• _What is required_
Repeat, exactly and completely, the entries shown underneath.

• _Task input_
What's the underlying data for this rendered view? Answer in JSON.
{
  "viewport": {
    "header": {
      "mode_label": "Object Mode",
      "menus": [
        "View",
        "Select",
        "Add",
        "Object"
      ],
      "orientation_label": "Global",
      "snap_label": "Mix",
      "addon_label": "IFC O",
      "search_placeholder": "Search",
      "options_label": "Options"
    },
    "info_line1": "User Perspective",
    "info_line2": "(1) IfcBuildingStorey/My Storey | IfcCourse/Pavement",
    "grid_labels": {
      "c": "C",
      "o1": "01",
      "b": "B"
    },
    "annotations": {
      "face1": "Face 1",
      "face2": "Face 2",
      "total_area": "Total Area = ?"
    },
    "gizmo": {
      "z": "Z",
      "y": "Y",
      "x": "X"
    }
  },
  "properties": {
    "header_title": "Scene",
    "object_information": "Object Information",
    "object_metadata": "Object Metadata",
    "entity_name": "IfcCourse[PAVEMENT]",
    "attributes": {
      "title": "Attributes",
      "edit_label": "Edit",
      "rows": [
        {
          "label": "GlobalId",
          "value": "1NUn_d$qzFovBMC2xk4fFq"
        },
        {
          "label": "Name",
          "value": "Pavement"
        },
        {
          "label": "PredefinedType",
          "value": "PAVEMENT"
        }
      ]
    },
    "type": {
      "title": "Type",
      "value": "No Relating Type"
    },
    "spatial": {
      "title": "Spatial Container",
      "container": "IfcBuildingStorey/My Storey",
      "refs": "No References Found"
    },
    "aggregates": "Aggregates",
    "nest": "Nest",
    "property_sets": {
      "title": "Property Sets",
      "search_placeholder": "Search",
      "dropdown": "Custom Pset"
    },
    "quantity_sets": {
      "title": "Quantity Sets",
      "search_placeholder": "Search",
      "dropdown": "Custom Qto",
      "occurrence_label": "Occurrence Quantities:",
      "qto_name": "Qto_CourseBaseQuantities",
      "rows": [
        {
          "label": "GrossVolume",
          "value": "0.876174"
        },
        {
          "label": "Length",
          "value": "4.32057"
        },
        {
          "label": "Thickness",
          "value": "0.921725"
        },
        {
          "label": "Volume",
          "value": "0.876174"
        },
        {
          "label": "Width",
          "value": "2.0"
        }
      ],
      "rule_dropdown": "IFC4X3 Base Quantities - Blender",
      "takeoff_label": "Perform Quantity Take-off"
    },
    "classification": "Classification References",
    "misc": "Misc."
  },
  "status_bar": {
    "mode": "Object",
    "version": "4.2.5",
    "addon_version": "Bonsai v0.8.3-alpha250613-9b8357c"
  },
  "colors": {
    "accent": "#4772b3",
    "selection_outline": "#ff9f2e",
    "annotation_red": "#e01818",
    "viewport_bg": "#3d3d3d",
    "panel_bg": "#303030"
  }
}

• _Solution to this exercise_
What's the underlying data for this rendered view? Answer in JSON.
{
  "viewport": {
    "header": {
      "mode_label": "Object Mode",
      "menus": [
        "View",
        "Select",
        "Add",
        "Object"
      ],
      "orientation_label": "Global",
      "snap_label": "Mix",
      "addon_label": "IFC O",
      "search_placeholder": "Search",
      "options_label": "Options"
    },
    "info_line1": "User Perspective",
    "info_line2": "(1) IfcBuildingStorey/My Storey | IfcCourse/Pavement",
    "grid_labels": {
      "c": "C",
      "o1": "01",
      "b": "B"
    },
    "annotations": {
      "face1": "Face 1",
      "face2": "Face 2",
      "total_area": "Total Area = ?"
    },
    "gizmo": {
      "z": "Z",
      "y": "Y",
      "x": "X"
    }
  },
  "properties": {
    "header_title": "Scene",
    "object_information": "Object Information",
    "object_metadata": "Object Metadata",
    "entity_name": "IfcCourse[PAVEMENT]",
    "attributes": {
      "title": "Attributes",
      "edit_label": "Edit",
      "rows": [
        {
          "label": "GlobalId",
          "value": "1NUn_d$qzFovBMC2xk4fFq"
        },
        {
          "label": "Name",
          "value": "Pavement"
        },
        {
          "label": "PredefinedType",
          "value": "PAVEMENT"
        }
      ]
    },
    "type": {
      "title": "Type",
      "value": "No Relating Type"
    },
    "spatial": {
      "title": "Spatial Container",
      "container": "IfcBuildingStorey/My Storey",
      "refs": "No References Found"
    },
    "aggregates": "Aggregates",
    "nest": "Nest",
    "property_sets": {
      "title": "Property Sets",
      "search_placeholder": "Search",
      "dropdown": "Custom Pset"
    },
    "quantity_sets": {
      "title": "Quantity Sets",
      "search_placeholder": "Search",
      "dropdown": "Custom Qto",
      "occurrence_label": "Occurrence Quantities:",
      "qto_name": "Qto_CourseBaseQuantities",
      "rows": [
        {
          "label": "GrossVolume",
          "value": "0.876174"
        },
        {
          "label": "Length",
          "value": "4.32057"
        },
        {
          "label": "Thickness",
          "value": "0.921725"
        },
        {
          "label": "Volume",
          "value": "0.876174"
        },
        {
          "label": "Width",
          "value": "2.0"
        }
      ],
      "rule_dropdown": "IFC4X3 Base Quantities - Blender",
      "takeoff_label": "Perform Quantity Take-off"
    },
    "classification": "Classification References",
    "misc": "Misc."
  },
  "status_bar": {
    "mode": "Object",
    "version": "4.2.5",
    "addon_version": "Bonsai v0.8.3-alpha250613-9b8357c"
  },
  "colors": {
    "accent": "#4772b3",
    "selection_outline": "#ff9f2e",
    "annotation_red": "#e01818",
    "viewport_bg": "#3d3d3d",
    "panel_bg": "#303030"
  }
}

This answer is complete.